-- EXERCISE BRIEF --
Each record below is to be reproduced without any change.

-- RECORDS PROVIDED --
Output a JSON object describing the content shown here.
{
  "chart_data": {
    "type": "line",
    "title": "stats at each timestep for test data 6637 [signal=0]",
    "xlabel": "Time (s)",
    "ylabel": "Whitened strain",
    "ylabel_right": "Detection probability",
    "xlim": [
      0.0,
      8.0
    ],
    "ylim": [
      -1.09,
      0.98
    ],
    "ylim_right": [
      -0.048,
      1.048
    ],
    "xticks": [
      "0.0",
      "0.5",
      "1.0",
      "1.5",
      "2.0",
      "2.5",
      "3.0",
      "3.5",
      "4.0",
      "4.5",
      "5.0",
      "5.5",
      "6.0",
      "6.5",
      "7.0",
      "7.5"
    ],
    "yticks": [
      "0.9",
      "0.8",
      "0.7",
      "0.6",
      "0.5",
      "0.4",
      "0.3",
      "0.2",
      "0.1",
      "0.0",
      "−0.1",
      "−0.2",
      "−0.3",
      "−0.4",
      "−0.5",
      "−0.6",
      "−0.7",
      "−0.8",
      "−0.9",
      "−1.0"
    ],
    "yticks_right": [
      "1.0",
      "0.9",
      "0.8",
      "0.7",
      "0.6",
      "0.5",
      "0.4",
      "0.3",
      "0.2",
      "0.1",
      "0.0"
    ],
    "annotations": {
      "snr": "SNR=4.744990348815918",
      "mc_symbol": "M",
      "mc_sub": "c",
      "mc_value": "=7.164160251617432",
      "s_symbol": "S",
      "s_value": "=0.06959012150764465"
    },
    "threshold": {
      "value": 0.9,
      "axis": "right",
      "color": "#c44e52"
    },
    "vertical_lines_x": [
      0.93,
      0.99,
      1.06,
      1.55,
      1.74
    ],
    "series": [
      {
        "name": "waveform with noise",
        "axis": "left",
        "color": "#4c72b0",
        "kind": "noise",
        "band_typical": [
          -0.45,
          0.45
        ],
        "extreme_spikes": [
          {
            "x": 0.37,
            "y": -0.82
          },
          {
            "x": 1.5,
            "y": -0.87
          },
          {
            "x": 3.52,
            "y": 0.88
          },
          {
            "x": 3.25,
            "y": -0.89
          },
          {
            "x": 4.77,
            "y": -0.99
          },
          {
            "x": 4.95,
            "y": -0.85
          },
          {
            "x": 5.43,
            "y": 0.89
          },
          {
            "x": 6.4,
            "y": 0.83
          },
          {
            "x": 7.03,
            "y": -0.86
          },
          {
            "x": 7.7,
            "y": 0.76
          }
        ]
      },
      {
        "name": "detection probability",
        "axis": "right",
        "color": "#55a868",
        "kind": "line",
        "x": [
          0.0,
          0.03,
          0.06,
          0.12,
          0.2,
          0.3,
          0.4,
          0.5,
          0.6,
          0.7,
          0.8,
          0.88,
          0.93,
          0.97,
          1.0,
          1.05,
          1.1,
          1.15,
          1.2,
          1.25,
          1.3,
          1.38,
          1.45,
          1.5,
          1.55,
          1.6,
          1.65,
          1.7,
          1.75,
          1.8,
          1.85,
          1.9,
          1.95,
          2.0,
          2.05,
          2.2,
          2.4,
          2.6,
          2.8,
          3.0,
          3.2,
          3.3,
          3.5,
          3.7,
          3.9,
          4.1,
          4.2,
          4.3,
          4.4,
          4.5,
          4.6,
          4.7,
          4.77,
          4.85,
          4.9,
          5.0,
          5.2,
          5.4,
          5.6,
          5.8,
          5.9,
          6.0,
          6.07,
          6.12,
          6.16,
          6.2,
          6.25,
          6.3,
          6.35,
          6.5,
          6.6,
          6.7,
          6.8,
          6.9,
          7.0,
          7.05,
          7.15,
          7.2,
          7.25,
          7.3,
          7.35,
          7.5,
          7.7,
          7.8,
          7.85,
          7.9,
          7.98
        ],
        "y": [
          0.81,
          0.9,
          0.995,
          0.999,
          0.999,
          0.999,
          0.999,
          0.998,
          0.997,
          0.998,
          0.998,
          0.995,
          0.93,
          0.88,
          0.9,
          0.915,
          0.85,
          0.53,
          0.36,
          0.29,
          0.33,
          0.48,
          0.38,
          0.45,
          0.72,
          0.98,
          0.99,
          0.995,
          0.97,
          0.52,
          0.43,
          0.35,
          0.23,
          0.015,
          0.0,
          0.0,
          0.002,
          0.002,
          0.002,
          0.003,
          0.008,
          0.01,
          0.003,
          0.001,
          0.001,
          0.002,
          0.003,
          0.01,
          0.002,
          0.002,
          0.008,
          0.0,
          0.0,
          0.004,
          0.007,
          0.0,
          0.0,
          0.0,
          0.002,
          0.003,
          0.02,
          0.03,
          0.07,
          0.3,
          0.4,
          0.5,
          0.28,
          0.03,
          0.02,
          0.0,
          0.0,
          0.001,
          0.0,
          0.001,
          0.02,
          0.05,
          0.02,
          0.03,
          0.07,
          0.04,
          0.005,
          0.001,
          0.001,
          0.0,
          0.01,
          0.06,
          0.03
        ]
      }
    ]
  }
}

-- SOLVED PROBLEM --
Output a JSON object describing the content shown here.
{
  "chart_data": {
    "type": "line",
    "title": "stats at each timestep for test data 6637 [signal=0]",
    "xlabel": "Time (s)",
    "ylabel": "Whitened strain",
    "ylabel_right": "Detection probability",
    "xlim": [
      0.0,
      8.0
    ],
    "ylim": [
      -1.09,
      0.98
    ],
    "ylim_right": [
      -0.048,
      1.048
    ],
    "xticks": [
      "0.0",
      "0.5",
      "1.0",
      "1.5",
      "2.0",
      "2.5",
      "3.0",
      "3.5",
      "4.0",
      "4.5",
      "5.0",
      "5.5",
      "6.0",
      "6.5",
      "7.0",
      "7.5"
    ],
    "yticks": [
      "0.9",
      "0.8",
      "0.7",
      "0.6",
      "0.5",
      "0.4",
      "0.3",
      "0.2",
      "0.1",
      "0.0",
      "−0.1",
      "−0.2",
      "−0.3",
      "−0.4",
      "−0.5",
      "−0.6",
      "−0.7",
      "−0.8",
      "−0.9",
      "−1.0"
    ],
    "yticks_right": [
      "1.0",
      "0.9",
      "0.8",
      "0.7",
      "0.6",
      "0.5",
      "0.4",
      "0.3",
      "0.2",
      "0.1",
      "0.0"
    ],
    "annotations": {
      "snr": "SNR=4.744990348815918",
      "mc_symbol": "M",
      "mc_sub": "c",
      "mc_value": "=7.164160251617432",
      "s_symbol": "S",
      "s_value": "=0.06959012150764465"
    },
    "threshold": {
      "value": 0.9,
      "axis": "right",
      "color": "#c44e52"
    },
    "vertical_lines_x": [
      0.93,
      0.99,
      1.06,
      1.55,
      1.74
    ],
    "series": [
      {
        "name": "waveform with noise",
        "axis": "left",
        "color": "#4c72b0",
        "kind": "noise",
        "band_typical": [
          -0.45,
          0.45
        ],
        "extreme_spikes": [
          {
            "x": 0.37,
            "y": -0.82
          },
          {
            "x": 1.5,
            "y": -0.87
          },
          {
            "x": 3.52,
            "y": 0.88
          },
          {
            "x": 3.25,
            "y": -0.89
          },
          {
            "x": 4.77,
            "y": -0.99
          },
          {
            "x": 4.95,
            "y": -0.85
          },
          {
            "x": 5.43,
            "y": 0.89
          },
          {
            "x": 6.4,
            "y": 0.83
          },
          {
            "x": 7.03,
            "y": -0.86
          },
          {
            "x": 7.7,
            "y": 0.76
          }
        ]
      },
      {
        "name": "detection probability",
        "axis": "right",
        "color": "#55a868",
        "kind": "line",
        "x": [
          0.0,
          0.03,
          0.06,
          0.12,
          0.2,
          0.3,
          0.4,
          0.5,
          0.6,
          0.7,
          0.8,
          0.88,
          0.93,
          0.97,
          1.0,
          1.05,
          1.1,
          1.15,
          1.2,
          1.25,
          1.3,
          1.38,
          1.45,
          1.5,
          1.55,
          1.6,
          1.65,
          1.7,
          1.75,
          1.8,
          1.85,
          1.9,
          1.95,
          2.0,
          2.05,
          2.2,
          2.4,
          2.6,
          2.8,
          3.0,
          3.2,
          3.3,
          3.5,
          3.7,
          3.9,
          4.1,
          4.2,
          4.3,
          4.4,
          4.5,
          4.6,
          4.7,
          4.77,
          4.85,
          4.9,
          5.0,
          5.2,
          5.4,
          5.6,
          5.8,
          5.9,
          6.0,
          6.07,
          6.12,
          6.16,
          6.2,
          6.25,
          6.3,
          6.35,
          6.5,
          6.6,
          6.7,
          6.8,
          6.9,
          7.0,
          7.05,
          7.15,
          7.2,
          7.25,
          7.3,
          7.35,
          7.5,
          7.7,
          7.8,
          7.85,
          7.9,
          7.98
        ],
        "y": [
          0.81,
          0.9,
          0.995,
          0.999,
          0.999,
          0.999,
          0.999,
          0.998,
          0.997,
          0.998,
          0.998,
          0.995,
          0.93,
          0.88,
          0.9,
          0.915,
          0.85,
          0.53,
          0.36,
          0.29,
          0.33,
          0.48,
          0.38,
          0.45,
          0.72,
          0.98,
          0.99,
          0.995,
          0.97,
          0.52,
          0.43,
          0.35,
          0.23,
          0.015,
          0.0,
          0.0,
          0.002,
          0.002,
          0.002,
          0.003,
          0.008,
          0.01,
          0.003,
          0.001,
          0.001,
          0.002,
          0.003,
          0.01,
          0.002,
          0.002,
          0.008,
          0.0,
          0.0,
          0.004,
          0.007,
          0.0,
          0.0,
          0.0,
          0.002,
          0.003,
          0.02,
          0.03,
          0.07,
          0.3,
          0.4,
          0.5,
          0.28,
          0.03,
          0.02,
          0.0,
          0.0,
          0.001,
          0.0,
          0.001,
          0.02,
          0.05,
          0.02,
          0.03,
          0.07,
          0.04,
          0.005,
          0.001,
          0.001,
          0.0,
          0.01,
          0.06,
          0.03
        ]
      }
    ]
  }
}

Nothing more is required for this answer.